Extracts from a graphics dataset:

········

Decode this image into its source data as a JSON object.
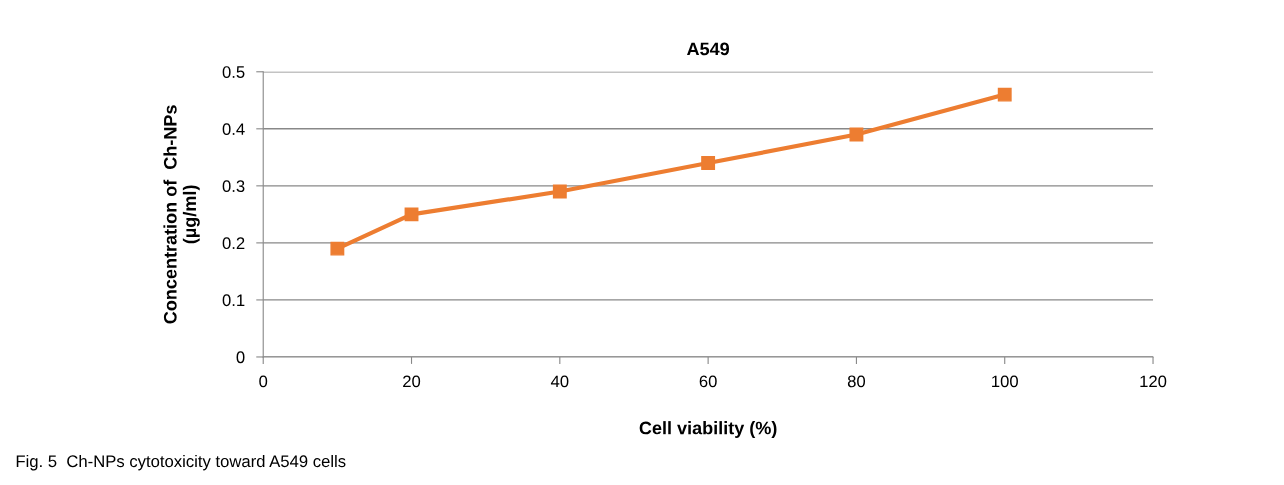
{
  "chart_data": {
    "type": "line",
    "title": "A549",
    "xlabel": "Cell viability (%)",
    "ylabel": "Concentration of  Ch-NPs\n(µg/ml)",
    "x": [
      10,
      20,
      40,
      60,
      80,
      100
    ],
    "series": [
      {
        "color": "#ed7d31",
        "values": [
          0.19,
          0.25,
          0.29,
          0.34,
          0.39,
          0.46
        ]
      }
    ],
    "xlim": [
      0,
      120
    ],
    "xticks": [
      0,
      20,
      40,
      60,
      80,
      100,
      120
    ],
    "ylim": [
      0,
      0.5
    ],
    "yticks": [
      0,
      0.1,
      0.2,
      0.3,
      0.4,
      0.5
    ],
    "grid": "y",
    "marker": "square",
    "line_style": "solid",
    "annotations": [
      "Fig. 5  Ch-NPs cytotoxicity toward A549 cells"
    ]
  }
}
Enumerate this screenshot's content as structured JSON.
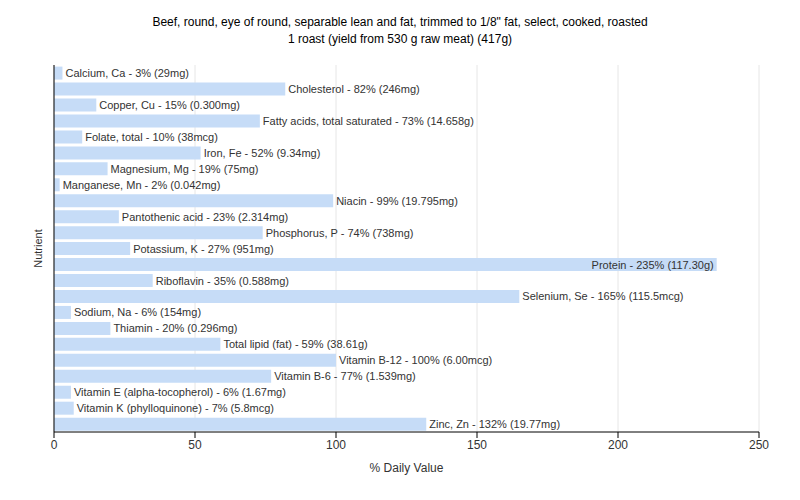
{
  "chart_data": {
    "type": "bar",
    "orientation": "horizontal",
    "title": "Beef, round, eye of round, separable lean and fat, trimmed to 1/8\" fat, select, cooked, roasted",
    "subtitle": "1 roast (yield from 530 g raw meat) (417g)",
    "x_label": "% Daily Value",
    "y_label": "Nutrient",
    "categories": [
      null,
      null,
      null,
      null,
      null,
      null,
      null,
      null,
      null,
      null,
      null,
      null,
      null,
      null,
      null,
      null,
      null,
      null,
      null,
      null,
      null,
      null,
      null
    ],
    "values": [
      3,
      82,
      15,
      73,
      10,
      52,
      19,
      2,
      99,
      23,
      74,
      27,
      235,
      35,
      165,
      6,
      20,
      59,
      100,
      77,
      6,
      7,
      132
    ],
    "value_labels": [
      "Calcium, Ca - 3% (29mg)",
      "Cholesterol - 82% (246mg)",
      "Copper, Cu - 15% (0.300mg)",
      "Fatty acids, total saturated - 73% (14.658g)",
      "Folate, total - 10% (38mcg)",
      "Iron, Fe - 52% (9.34mg)",
      "Magnesium, Mg - 19% (75mg)",
      "Manganese, Mn - 2% (0.042mg)",
      "Niacin - 99% (19.795mg)",
      "Pantothenic acid - 23% (2.314mg)",
      "Phosphorus, P - 74% (738mg)",
      "Potassium, K - 27% (951mg)",
      "Protein - 235% (117.30g)",
      "Riboflavin - 35% (0.588mg)",
      "Selenium, Se - 165% (115.5mcg)",
      "Sodium, Na - 6% (154mg)",
      "Thiamin - 20% (0.296mg)",
      "Total lipid (fat) - 59% (38.61g)",
      "Vitamin B-12 - 100% (6.00mcg)",
      "Vitamin B-6 - 77% (1.539mg)",
      "Vitamin E (alpha-tocopherol) - 6% (1.67mg)",
      "Vitamin K (phylloquinone) - 7% (5.8mcg)",
      "Zinc, Zn - 132% (19.77mg)"
    ],
    "data_labels": true,
    "color": "#c6dcf7",
    "xlim": [
      0,
      250
    ],
    "xticks": [
      0,
      50,
      100,
      150,
      200,
      250
    ],
    "grid": true,
    "tick_labels": "x"
  }
}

········

◆ **Task item**:
The word to find is "JSON". Copy every line of the records that holds it.

◆ **Solution for this exercise**:
Decode this image into its source data as a JSON object.
Enumerate this screenshot's content as structured JSON.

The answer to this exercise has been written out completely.